Short exercise -
Go through the entries below and write each one out exactly.

Stored data -
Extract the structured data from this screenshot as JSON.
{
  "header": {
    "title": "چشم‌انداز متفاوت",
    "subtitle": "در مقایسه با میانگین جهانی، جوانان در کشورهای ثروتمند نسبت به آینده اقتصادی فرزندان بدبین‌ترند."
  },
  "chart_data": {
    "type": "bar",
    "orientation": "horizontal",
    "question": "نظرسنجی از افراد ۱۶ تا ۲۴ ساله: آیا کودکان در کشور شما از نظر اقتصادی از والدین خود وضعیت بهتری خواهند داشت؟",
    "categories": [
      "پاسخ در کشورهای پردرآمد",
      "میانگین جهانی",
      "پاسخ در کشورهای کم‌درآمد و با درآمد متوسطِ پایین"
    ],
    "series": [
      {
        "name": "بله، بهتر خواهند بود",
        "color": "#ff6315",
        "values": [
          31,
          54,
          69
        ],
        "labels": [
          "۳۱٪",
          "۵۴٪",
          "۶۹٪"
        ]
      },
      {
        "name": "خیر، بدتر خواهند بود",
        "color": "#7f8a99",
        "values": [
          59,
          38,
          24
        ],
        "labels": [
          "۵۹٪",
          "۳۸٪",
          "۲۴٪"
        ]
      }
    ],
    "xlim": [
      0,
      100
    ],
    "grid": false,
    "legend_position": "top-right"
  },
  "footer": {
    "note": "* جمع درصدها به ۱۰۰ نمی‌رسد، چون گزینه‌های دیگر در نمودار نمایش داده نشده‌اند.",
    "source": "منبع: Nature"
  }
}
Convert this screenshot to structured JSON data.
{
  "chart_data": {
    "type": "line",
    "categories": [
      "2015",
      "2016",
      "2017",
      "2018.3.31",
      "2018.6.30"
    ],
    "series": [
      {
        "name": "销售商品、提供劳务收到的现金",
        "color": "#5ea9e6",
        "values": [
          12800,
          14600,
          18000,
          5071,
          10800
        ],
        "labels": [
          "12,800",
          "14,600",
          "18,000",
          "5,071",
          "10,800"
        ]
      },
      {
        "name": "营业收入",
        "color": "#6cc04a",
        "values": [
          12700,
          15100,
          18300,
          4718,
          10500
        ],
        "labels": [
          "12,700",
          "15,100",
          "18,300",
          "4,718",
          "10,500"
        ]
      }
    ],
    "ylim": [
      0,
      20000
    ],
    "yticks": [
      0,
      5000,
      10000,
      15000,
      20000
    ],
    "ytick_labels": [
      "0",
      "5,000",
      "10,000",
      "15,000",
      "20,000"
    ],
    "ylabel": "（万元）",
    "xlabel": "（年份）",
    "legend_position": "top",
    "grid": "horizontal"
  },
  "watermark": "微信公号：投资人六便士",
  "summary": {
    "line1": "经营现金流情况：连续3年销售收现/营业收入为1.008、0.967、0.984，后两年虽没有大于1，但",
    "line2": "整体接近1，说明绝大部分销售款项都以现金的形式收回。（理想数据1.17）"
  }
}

Task output -
Extract the structured data from this screenshot as JSON.
{
  "header": {
    "title": "چشم‌انداز متفاوت",
    "subtitle": "در مقایسه با میانگین جهانی، جوانان در کشورهای ثروتمند نسبت به آینده اقتصادی فرزندان بدبین‌ترند."
  },
  "chart_data": {
    "type": "bar",
    "orientation": "horizontal",
    "question": "نظرسنجی از افراد ۱۶ تا ۲۴ ساله: آیا کودکان در کشور شما از نظر اقتصادی از والدین خود وضعیت بهتری خواهند داشت؟",
    "categories": [
      "پاسخ در کشورهای پردرآمد",
      "میانگین جهانی",
      "پاسخ در کشورهای کم‌درآمد و با درآمد متوسطِ پایین"
    ],
    "series": [
      {
        "name": "بله، بهتر خواهند بود",
        "color": "#ff6315",
        "values": [
          31,
          54,
          69
        ],
        "labels": [
          "۳۱٪",
          "۵۴٪",
          "۶۹٪"
        ]
      },
      {
        "name": "خیر، بدتر خواهند بود",
        "color": "#7f8a99",
        "values": [
          59,
          38,
          24
        ],
        "labels": [
          "۵۹٪",
          "۳۸٪",
          "۲۴٪"
        ]
      }
    ],
    "xlim": [
      0,
      100
    ],
    "grid": false,
    "legend_position": "top-right"
  },
  "footer": {
    "note": "* جمع درصدها به ۱۰۰ نمی‌رسد، چون گزینه‌های دیگر در نمودار نمایش داده نشده‌اند.",
    "source": "منبع: Nature"
  }
}
Convert this screenshot to structured JSON data.
{
  "chart_data": {
    "type": "line",
    "categories": [
      "2015",
      "2016",
      "2017",
      "2018.3.31",
      "2018.6.30"
    ],
    "series": [
      {
        "name": "销售商品、提供劳务收到的现金",
        "color": "#5ea9e6",
        "values": [
          12800,
          14600,
          18000,
          5071,
          10800
        ],
        "labels": [
          "12,800",
          "14,600",
          "18,000",
          "5,071",
          "10,800"
        ]
      },
      {
        "name": "营业收入",
        "color": "#6cc04a",
        "values": [
          12700,
          15100,
          18300,
          4718,
          10500
        ],
        "labels": [
          "12,700",
          "15,100",
          "18,300",
          "4,718",
          "10,500"
        ]
      }
    ],
    "ylim": [
      0,
      20000
    ],
    "yticks": [
      0,
      5000,
      10000,
      15000,
      20000
    ],
    "ytick_labels": [
      "0",
      "5,000",
      "10,000",
      "15,000",
      "20,000"
    ],
    "ylabel": "（万元）",
    "xlabel": "（年份）",
    "legend_position": "top",
    "grid": "horizontal"
  },
  "watermark": "微信公号：投资人六便士",
  "summary": {
    "line1": "经营现金流情况：连续3年销售收现/营业收入为1.008、0.967、0.984，后两年虽没有大于1，但",
    "line2": "整体接近1，说明绝大部分销售款项都以现金的形式收回。（理想数据1.17）"
  }
}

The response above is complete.